# [Extracted data]
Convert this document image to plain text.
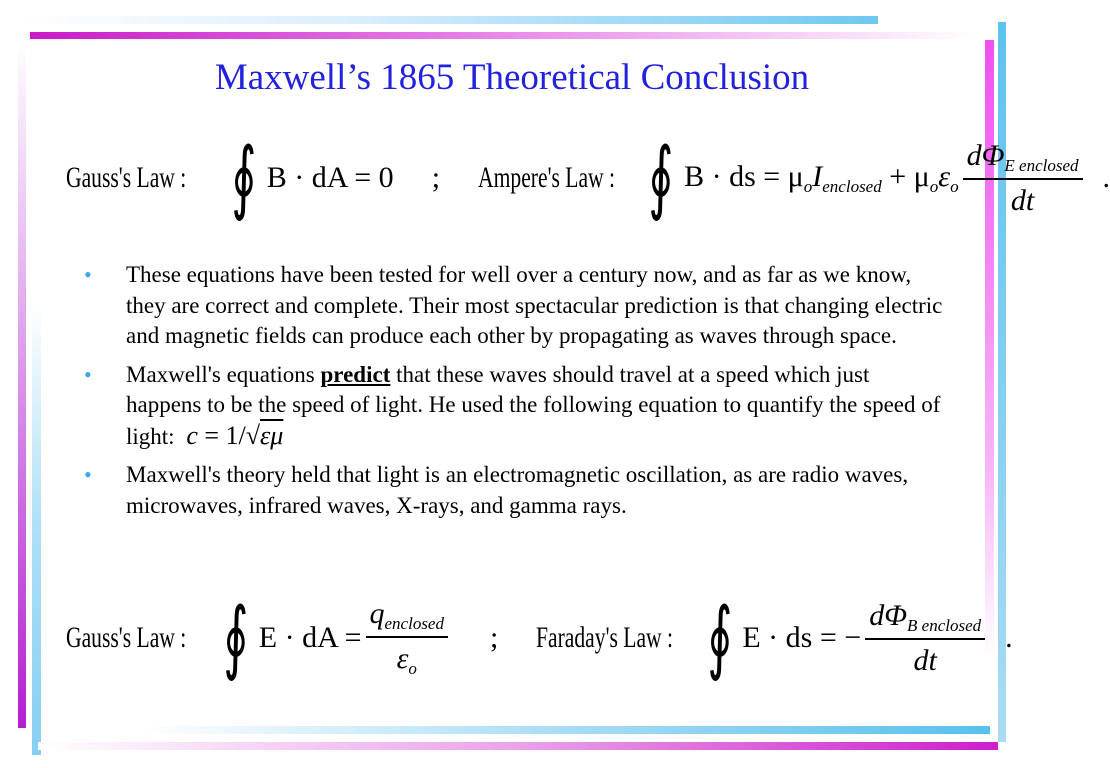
Maxwell’s 1865 Theoretical Conclusion
Gauss's Law : ∮ B · dA = 0 ; Ampere's Law : ∮ B · ds = $\mu_oI_{enclosed} + \mu_o\varepsilon_o \frac{d\Phi_{E enclosed}}{dt}$ .
• These equations have been tested for well over a century now, and as far as we know, they are correct and complete. Their most spectacular prediction is that changing electric and magnetic fields can produce each other by propagating as waves through space.
• Maxwell's equations predict that these waves should travel at a speed which just happens to be the speed of light. He used the following equation to quantify the speed of light: c = 1/√εμ
• Maxwell's theory held that light is an electromagnetic oscillation, as are radio waves, microwaves, infrared waves, X-rays, and gamma rays.
Gauss's Law : ∮ E · dA = $\frac{q_{enclosed}}{\varepsilon_o}$ ; Faraday's Law : ∮ E · ds = − $\frac{d\Phi_{B enclosed}}{dt}$ .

# [Task directions]
In the copy, include no pictures; restate the listing above exactly.

# [Response to this exercise]
Convert this document image to plain text.
Maxwell’s 1865 Theoretical Conclusion
Gauss's Law : ∮ B · dA = 0 ; Ampere's Law : ∮ B · ds = $\mu_oI_{enclosed} + \mu_o\varepsilon_o \frac{d\Phi_{E enclosed}}{dt}$ .
• These equations have been tested for well over a century now, and as far as we know, they are correct and complete. Their most spectacular prediction is that changing electric and magnetic fields can produce each other by propagating as waves through space.
• Maxwell's equations predict that these waves should travel at a speed which just happens to be the speed of light. He used the following equation to quantify the speed of light: c = 1/√εμ
• Maxwell's theory held that light is an electromagnetic oscillation, as are radio waves, microwaves, infrared waves, X-rays, and gamma rays.
Gauss's Law : ∮ E · dA = $\frac{q_{enclosed}}{\varepsilon_o}$ ; Faraday's Law : ∮ E · ds = − $\frac{d\Phi_{B enclosed}}{dt}$ .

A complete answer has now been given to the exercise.